# [Stated goal]
Find each line with the string "value" and report it.

# [Raw records]
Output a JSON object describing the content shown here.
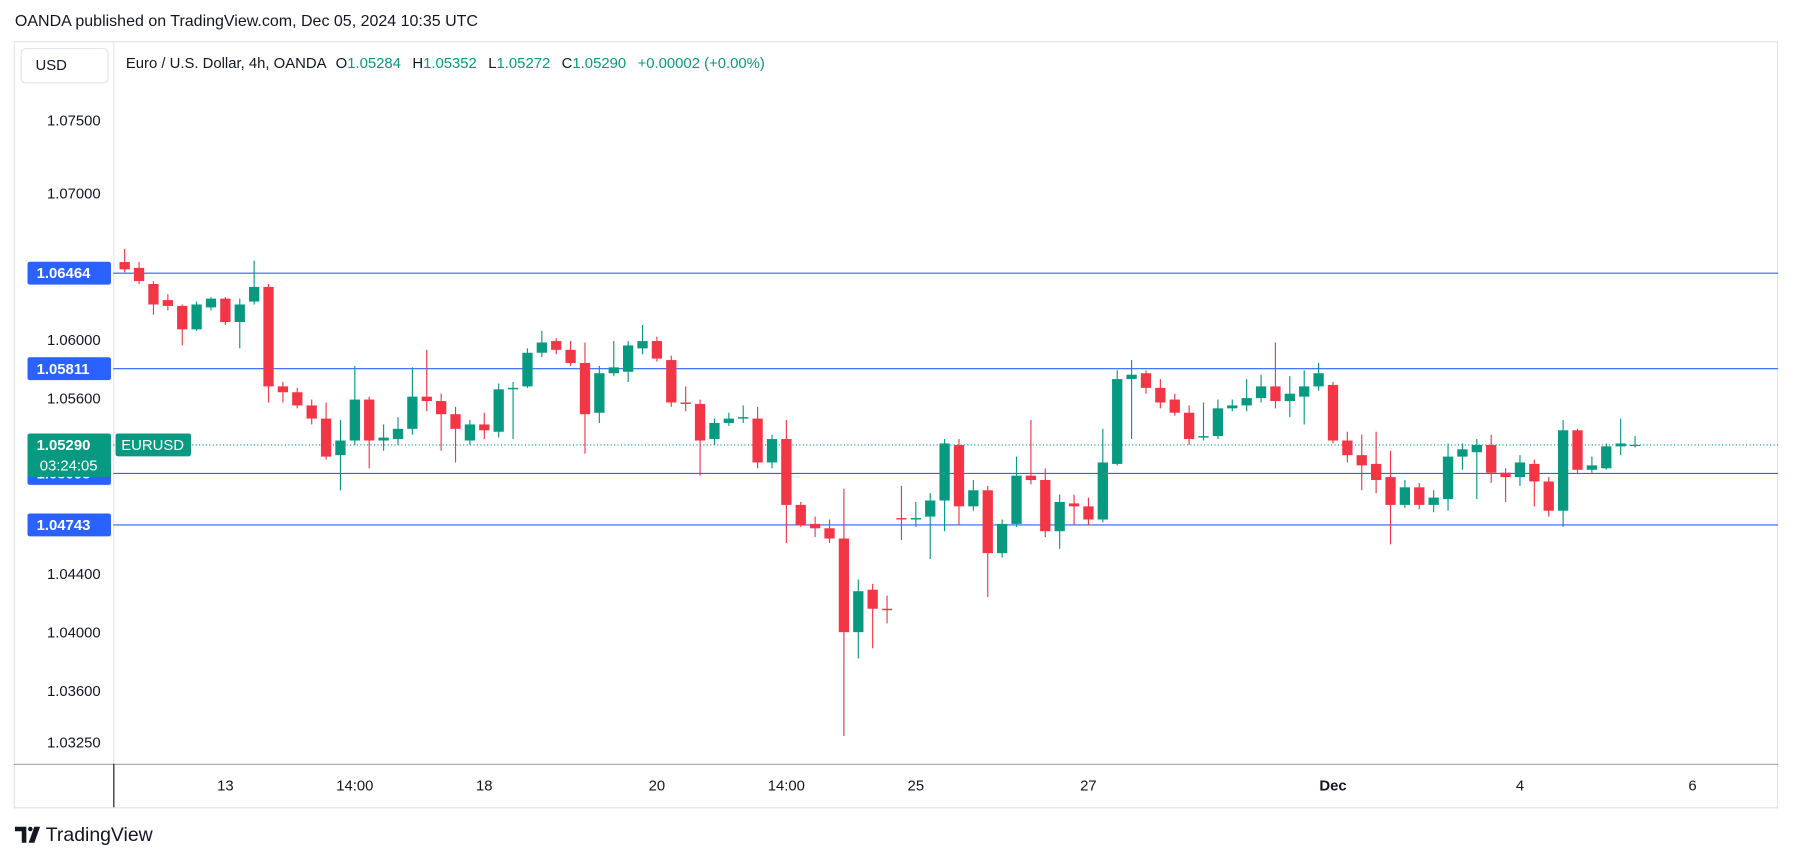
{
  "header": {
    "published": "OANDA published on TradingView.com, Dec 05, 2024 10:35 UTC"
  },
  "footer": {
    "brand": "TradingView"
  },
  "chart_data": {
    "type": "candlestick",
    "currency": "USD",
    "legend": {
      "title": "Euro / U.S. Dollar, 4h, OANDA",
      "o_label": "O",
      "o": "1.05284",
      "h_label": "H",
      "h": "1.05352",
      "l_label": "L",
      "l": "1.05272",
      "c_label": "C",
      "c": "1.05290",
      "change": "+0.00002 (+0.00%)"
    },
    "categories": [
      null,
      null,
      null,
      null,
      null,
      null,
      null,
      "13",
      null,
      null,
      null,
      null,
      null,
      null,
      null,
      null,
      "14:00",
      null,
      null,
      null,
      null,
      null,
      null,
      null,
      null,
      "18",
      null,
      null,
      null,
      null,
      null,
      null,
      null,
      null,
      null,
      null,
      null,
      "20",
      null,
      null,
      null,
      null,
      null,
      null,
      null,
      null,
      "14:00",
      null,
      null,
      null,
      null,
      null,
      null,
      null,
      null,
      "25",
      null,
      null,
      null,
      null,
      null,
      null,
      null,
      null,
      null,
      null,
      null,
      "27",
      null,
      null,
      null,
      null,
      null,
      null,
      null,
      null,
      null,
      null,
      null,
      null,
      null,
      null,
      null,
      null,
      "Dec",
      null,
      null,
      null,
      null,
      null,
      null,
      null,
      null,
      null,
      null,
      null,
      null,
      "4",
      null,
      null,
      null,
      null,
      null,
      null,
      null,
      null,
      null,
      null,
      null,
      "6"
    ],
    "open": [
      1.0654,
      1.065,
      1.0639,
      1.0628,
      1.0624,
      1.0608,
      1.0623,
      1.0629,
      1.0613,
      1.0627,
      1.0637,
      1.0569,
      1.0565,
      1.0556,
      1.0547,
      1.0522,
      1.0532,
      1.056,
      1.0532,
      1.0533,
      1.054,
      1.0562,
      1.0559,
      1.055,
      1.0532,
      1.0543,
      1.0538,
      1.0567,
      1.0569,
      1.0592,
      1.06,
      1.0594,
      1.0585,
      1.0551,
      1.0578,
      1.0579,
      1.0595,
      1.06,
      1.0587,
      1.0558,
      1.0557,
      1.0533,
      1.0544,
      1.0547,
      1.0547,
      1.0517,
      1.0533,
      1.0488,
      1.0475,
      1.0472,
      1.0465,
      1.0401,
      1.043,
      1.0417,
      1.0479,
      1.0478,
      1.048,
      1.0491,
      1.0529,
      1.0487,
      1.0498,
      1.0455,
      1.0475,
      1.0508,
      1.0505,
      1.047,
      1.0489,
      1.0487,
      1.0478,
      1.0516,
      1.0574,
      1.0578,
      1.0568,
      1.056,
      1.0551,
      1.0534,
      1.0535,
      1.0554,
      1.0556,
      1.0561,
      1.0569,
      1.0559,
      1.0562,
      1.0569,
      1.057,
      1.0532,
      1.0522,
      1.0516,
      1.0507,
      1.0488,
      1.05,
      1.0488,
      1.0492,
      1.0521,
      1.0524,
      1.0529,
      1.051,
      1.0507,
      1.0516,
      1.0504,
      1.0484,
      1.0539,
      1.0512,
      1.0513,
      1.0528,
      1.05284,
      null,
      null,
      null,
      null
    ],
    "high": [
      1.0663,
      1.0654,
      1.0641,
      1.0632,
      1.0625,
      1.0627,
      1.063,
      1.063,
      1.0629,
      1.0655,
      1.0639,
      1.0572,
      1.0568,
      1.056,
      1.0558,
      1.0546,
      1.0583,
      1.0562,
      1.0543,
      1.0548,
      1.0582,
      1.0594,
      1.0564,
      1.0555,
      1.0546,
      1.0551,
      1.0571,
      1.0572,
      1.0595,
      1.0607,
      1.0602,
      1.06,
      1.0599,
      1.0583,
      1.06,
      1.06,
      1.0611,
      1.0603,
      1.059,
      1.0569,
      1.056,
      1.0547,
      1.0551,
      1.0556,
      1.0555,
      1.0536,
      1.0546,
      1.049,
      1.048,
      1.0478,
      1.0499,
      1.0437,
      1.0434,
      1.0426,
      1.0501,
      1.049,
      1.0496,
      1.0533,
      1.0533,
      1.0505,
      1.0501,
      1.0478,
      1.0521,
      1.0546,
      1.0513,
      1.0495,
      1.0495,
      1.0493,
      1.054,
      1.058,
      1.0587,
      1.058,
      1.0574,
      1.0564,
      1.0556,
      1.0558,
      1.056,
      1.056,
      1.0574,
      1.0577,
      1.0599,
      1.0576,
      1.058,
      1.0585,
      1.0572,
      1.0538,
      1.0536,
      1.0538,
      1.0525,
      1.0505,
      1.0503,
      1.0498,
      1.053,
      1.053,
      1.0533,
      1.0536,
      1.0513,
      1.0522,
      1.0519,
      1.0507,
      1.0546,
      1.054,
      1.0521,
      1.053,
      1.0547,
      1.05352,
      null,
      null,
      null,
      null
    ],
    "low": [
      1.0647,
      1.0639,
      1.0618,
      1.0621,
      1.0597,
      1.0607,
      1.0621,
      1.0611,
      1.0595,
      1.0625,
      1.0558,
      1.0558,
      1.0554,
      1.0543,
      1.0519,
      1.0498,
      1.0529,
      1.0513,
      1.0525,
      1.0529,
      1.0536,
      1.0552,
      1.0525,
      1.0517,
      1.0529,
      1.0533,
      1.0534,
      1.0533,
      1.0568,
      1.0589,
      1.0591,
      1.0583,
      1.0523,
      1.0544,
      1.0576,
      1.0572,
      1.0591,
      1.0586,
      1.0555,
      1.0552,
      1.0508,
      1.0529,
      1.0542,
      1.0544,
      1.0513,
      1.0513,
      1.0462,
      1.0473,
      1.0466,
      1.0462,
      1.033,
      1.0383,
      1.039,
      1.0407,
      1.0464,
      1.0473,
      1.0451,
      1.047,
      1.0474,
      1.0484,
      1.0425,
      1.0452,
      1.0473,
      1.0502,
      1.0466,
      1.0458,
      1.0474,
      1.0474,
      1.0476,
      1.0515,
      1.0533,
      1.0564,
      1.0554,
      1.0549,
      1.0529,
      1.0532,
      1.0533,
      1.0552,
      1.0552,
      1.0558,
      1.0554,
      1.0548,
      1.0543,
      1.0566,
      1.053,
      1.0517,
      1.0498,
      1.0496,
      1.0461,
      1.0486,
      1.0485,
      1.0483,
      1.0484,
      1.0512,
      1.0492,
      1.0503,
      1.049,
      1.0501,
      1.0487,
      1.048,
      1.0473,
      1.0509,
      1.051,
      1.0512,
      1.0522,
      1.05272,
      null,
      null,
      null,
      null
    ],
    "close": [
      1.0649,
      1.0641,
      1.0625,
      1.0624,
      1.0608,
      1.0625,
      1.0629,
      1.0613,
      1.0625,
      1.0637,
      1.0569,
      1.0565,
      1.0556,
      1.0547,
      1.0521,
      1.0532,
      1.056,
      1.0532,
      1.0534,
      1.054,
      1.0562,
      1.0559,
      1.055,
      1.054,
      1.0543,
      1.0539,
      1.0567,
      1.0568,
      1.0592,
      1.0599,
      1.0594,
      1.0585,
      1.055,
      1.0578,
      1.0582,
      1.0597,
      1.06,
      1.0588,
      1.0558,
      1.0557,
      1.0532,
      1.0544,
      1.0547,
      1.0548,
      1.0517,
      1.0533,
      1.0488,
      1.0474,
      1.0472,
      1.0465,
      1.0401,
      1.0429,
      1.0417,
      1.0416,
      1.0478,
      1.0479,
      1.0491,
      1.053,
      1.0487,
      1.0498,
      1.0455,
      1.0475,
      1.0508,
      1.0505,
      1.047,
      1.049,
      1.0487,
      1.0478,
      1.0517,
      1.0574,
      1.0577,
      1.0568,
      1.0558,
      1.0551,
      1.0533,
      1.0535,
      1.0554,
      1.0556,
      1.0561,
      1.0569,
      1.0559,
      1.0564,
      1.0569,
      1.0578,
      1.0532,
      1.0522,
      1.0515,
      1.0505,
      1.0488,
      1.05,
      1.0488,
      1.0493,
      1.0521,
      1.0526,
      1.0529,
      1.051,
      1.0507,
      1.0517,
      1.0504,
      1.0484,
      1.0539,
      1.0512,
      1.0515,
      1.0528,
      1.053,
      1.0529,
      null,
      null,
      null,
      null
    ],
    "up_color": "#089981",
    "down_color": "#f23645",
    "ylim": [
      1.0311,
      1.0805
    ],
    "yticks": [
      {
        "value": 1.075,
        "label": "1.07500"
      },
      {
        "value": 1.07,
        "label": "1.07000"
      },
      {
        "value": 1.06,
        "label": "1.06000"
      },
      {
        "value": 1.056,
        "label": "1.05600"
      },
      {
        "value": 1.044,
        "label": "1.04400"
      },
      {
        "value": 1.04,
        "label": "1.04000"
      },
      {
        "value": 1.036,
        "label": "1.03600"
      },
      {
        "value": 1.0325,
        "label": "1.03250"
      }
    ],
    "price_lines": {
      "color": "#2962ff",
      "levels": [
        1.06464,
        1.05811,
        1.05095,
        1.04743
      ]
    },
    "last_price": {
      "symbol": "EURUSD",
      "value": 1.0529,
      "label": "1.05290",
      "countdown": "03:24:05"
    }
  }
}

# [Response below]
        "value": 1.075,
        "value": 1.07,
        "value": 1.06,
        "value": 1.056,
        "value": 1.044,
        "value": 1.04,
        "value": 1.036,
        "value": 1.0325,
      "value": 1.0529,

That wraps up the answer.